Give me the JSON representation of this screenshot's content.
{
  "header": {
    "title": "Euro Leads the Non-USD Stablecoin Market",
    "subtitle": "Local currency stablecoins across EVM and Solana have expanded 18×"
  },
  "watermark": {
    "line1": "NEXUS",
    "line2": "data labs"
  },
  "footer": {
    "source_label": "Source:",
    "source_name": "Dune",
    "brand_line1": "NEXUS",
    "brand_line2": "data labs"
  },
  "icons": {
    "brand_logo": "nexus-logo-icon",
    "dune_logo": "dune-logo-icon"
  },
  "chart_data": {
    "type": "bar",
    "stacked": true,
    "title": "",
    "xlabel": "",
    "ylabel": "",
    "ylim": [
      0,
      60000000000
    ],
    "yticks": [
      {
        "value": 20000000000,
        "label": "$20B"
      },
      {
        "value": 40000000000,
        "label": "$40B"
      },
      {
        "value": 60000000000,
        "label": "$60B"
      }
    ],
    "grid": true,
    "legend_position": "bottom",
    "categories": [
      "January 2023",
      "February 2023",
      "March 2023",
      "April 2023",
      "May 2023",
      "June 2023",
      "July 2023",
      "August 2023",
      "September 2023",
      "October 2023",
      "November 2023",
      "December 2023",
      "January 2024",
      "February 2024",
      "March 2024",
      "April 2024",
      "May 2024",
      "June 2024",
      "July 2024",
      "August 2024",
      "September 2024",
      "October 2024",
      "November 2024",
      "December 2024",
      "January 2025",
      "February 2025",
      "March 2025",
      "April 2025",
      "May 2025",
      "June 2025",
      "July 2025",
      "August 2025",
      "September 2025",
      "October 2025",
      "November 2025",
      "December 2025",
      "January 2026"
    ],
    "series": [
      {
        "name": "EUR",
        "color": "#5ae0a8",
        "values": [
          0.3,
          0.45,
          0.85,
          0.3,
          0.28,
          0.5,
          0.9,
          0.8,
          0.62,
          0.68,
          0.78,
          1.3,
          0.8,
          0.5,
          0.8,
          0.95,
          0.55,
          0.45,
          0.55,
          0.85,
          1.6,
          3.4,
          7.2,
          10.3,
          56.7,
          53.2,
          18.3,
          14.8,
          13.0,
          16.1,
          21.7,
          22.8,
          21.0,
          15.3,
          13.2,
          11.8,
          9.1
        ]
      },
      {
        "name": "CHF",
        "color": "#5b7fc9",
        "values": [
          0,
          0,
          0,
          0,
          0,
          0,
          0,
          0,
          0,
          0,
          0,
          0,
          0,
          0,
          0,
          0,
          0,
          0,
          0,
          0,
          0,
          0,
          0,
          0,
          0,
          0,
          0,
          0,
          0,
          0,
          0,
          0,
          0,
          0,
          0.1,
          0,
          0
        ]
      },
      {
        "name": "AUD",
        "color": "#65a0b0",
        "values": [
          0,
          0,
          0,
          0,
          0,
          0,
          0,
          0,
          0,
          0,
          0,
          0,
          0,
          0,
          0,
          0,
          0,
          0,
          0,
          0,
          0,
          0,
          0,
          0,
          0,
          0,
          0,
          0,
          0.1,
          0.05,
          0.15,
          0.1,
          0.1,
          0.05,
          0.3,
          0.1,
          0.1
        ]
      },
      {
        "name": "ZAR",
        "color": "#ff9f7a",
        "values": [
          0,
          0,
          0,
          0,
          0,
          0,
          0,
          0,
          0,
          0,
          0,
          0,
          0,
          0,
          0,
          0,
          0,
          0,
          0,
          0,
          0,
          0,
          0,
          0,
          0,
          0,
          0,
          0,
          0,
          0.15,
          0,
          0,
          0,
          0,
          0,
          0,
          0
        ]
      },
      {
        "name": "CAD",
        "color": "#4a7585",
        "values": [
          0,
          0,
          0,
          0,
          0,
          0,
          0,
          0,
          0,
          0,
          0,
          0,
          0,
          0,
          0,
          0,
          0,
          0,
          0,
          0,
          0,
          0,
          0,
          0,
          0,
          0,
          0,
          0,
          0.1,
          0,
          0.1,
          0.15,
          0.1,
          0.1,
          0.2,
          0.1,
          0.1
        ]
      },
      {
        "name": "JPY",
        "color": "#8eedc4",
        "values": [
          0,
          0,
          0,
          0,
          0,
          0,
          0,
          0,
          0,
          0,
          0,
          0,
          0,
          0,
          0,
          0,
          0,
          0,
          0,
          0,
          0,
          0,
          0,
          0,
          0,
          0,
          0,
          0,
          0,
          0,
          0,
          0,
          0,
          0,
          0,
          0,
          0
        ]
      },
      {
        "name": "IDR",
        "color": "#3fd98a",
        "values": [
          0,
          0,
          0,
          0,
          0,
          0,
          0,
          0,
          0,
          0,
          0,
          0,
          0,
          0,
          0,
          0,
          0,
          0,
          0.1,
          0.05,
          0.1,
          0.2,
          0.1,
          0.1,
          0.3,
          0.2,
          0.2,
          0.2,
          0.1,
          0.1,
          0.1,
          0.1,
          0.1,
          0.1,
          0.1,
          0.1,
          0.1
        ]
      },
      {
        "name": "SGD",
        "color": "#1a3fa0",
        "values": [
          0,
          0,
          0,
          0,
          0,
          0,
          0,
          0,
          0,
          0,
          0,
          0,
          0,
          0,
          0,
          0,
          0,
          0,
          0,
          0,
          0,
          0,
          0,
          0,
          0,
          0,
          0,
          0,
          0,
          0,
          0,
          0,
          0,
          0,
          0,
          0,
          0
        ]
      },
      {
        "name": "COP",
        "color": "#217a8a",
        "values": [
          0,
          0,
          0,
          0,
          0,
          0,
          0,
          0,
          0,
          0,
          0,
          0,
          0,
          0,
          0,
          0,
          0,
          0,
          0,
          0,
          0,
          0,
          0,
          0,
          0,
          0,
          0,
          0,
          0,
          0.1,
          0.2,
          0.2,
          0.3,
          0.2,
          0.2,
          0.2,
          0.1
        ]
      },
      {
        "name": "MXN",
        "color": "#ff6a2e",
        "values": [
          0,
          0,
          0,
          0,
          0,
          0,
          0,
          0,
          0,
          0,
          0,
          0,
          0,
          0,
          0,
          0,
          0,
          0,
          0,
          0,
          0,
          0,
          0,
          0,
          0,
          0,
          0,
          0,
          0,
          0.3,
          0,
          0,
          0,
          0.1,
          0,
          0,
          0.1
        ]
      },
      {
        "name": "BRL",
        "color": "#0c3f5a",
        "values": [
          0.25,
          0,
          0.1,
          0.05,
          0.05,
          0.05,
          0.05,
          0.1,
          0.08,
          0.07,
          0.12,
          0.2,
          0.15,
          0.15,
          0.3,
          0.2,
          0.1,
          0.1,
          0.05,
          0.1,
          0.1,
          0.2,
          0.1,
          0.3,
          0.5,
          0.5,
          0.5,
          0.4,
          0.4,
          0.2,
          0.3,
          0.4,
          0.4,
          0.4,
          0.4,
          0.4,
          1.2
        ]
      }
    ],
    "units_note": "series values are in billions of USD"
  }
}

# # # # # # #

→ Problem statement: Repeat every line of the data, exactly and in full.

→ The completed task:
Give me the JSON representation of this screenshot's content.
{
  "header": {
    "title": "Euro Leads the Non-USD Stablecoin Market",
    "subtitle": "Local currency stablecoins across EVM and Solana have expanded 18×"
  },
  "watermark": {
    "line1": "NEXUS",
    "line2": "data labs"
  },
  "footer": {
    "source_label": "Source:",
    "source_name": "Dune",
    "brand_line1": "NEXUS",
    "brand_line2": "data labs"
  },
  "icons": {
    "brand_logo": "nexus-logo-icon",
    "dune_logo": "dune-logo-icon"
  },
  "chart_data": {
    "type": "bar",
    "stacked": true,
    "title": "",
    "xlabel": "",
    "ylabel": "",
    "ylim": [
      0,
      60000000000
    ],
    "yticks": [
      {
        "value": 20000000000,
        "label": "$20B"
      },
      {
        "value": 40000000000,
        "label": "$40B"
      },
      {
        "value": 60000000000,
        "label": "$60B"
      }
    ],
    "grid": true,
    "legend_position": "bottom",
    "categories": [
      "January 2023",
      "February 2023",
      "March 2023",
      "April 2023",
      "May 2023",
      "June 2023",
      "July 2023",
      "August 2023",
      "September 2023",
      "October 2023",
      "November 2023",
      "December 2023",
      "January 2024",
      "February 2024",
      "March 2024",
      "April 2024",
      "May 2024",
      "June 2024",
      "July 2024",
      "August 2024",
      "September 2024",
      "October 2024",
      "November 2024",
      "December 2024",
      "January 2025",
      "February 2025",
      "March 2025",
      "April 2025",
      "May 2025",
      "June 2025",
      "July 2025",
      "August 2025",
      "September 2025",
      "October 2025",
      "November 2025",
      "December 2025",
      "January 2026"
    ],
    "series": [
      {
        "name": "EUR",
        "color": "#5ae0a8",
        "values": [
          0.3,
          0.45,
          0.85,
          0.3,
          0.28,
          0.5,
          0.9,
          0.8,
          0.62,
          0.68,
          0.78,
          1.3,
          0.8,
          0.5,
          0.8,
          0.95,
          0.55,
          0.45,
          0.55,
          0.85,
          1.6,
          3.4,
          7.2,
          10.3,
          56.7,
          53.2,
          18.3,
          14.8,
          13.0,
          16.1,
          21.7,
          22.8,
          21.0,
          15.3,
          13.2,
          11.8,
          9.1
        ]
      },
      {
        "name": "CHF",
        "color": "#5b7fc9",
        "values": [
          0,
          0,
          0,
          0,
          0,
          0,
          0,
          0,
          0,
          0,
          0,
          0,
          0,
          0,
          0,
          0,
          0,
          0,
          0,
          0,
          0,
          0,
          0,
          0,
          0,
          0,
          0,
          0,
          0,
          0,
          0,
          0,
          0,
          0,
          0.1,
          0,
          0
        ]
      },
      {
        "name": "AUD",
        "color": "#65a0b0",
        "values": [
          0,
          0,
          0,
          0,
          0,
          0,
          0,
          0,
          0,
          0,
          0,
          0,
          0,
          0,
          0,
          0,
          0,
          0,
          0,
          0,
          0,
          0,
          0,
          0,
          0,
          0,
          0,
          0,
          0.1,
          0.05,
          0.15,
          0.1,
          0.1,
          0.05,
          0.3,
          0.1,
          0.1
        ]
      },
      {
        "name": "ZAR",
        "color": "#ff9f7a",
        "values": [
          0,
          0,
          0,
          0,
          0,
          0,
          0,
          0,
          0,
          0,
          0,
          0,
          0,
          0,
          0,
          0,
          0,
          0,
          0,
          0,
          0,
          0,
          0,
          0,
          0,
          0,
          0,
          0,
          0,
          0.15,
          0,
          0,
          0,
          0,
          0,
          0,
          0
        ]
      },
      {
        "name": "CAD",
        "color": "#4a7585",
        "values": [
          0,
          0,
          0,
          0,
          0,
          0,
          0,
          0,
          0,
          0,
          0,
          0,
          0,
          0,
          0,
          0,
          0,
          0,
          0,
          0,
          0,
          0,
          0,
          0,
          0,
          0,
          0,
          0,
          0.1,
          0,
          0.1,
          0.15,
          0.1,
          0.1,
          0.2,
          0.1,
          0.1
        ]
      },
      {
        "name": "JPY",
        "color": "#8eedc4",
        "values": [
          0,
          0,
          0,
          0,
          0,
          0,
          0,
          0,
          0,
          0,
          0,
          0,
          0,
          0,
          0,
          0,
          0,
          0,
          0,
          0,
          0,
          0,
          0,
          0,
          0,
          0,
          0,
          0,
          0,
          0,
          0,
          0,
          0,
          0,
          0,
          0,
          0
        ]
      },
      {
        "name": "IDR",
        "color": "#3fd98a",
        "values": [
          0,
          0,
          0,
          0,
          0,
          0,
          0,
          0,
          0,
          0,
          0,
          0,
          0,
          0,
          0,
          0,
          0,
          0,
          0.1,
          0.05,
          0.1,
          0.2,
          0.1,
          0.1,
          0.3,
          0.2,
          0.2,
          0.2,
          0.1,
          0.1,
          0.1,
          0.1,
          0.1,
          0.1,
          0.1,
          0.1,
          0.1
        ]
      },
      {
        "name": "SGD",
        "color": "#1a3fa0",
        "values": [
          0,
          0,
          0,
          0,
          0,
          0,
          0,
          0,
          0,
          0,
          0,
          0,
          0,
          0,
          0,
          0,
          0,
          0,
          0,
          0,
          0,
          0,
          0,
          0,
          0,
          0,
          0,
          0,
          0,
          0,
          0,
          0,
          0,
          0,
          0,
          0,
          0
        ]
      },
      {
        "name": "COP",
        "color": "#217a8a",
        "values": [
          0,
          0,
          0,
          0,
          0,
          0,
          0,
          0,
          0,
          0,
          0,
          0,
          0,
          0,
          0,
          0,
          0,
          0,
          0,
          0,
          0,
          0,
          0,
          0,
          0,
          0,
          0,
          0,
          0,
          0.1,
          0.2,
          0.2,
          0.3,
          0.2,
          0.2,
          0.2,
          0.1
        ]
      },
      {
        "name": "MXN",
        "color": "#ff6a2e",
        "values": [
          0,
          0,
          0,
          0,
          0,
          0,
          0,
          0,
          0,
          0,
          0,
          0,
          0,
          0,
          0,
          0,
          0,
          0,
          0,
          0,
          0,
          0,
          0,
          0,
          0,
          0,
          0,
          0,
          0,
          0.3,
          0,
          0,
          0,
          0.1,
          0,
          0,
          0.1
        ]
      },
      {
        "name": "BRL",
        "color": "#0c3f5a",
        "values": [
          0.25,
          0,
          0.1,
          0.05,
          0.05,
          0.05,
          0.05,
          0.1,
          0.08,
          0.07,
          0.12,
          0.2,
          0.15,
          0.15,
          0.3,
          0.2,
          0.1,
          0.1,
          0.05,
          0.1,
          0.1,
          0.2,
          0.1,
          0.3,
          0.5,
          0.5,
          0.5,
          0.4,
          0.4,
          0.2,
          0.3,
          0.4,
          0.4,
          0.4,
          0.4,
          0.4,
          1.2
        ]
      }
    ],
    "units_note": "series values are in billions of USD"
  }
}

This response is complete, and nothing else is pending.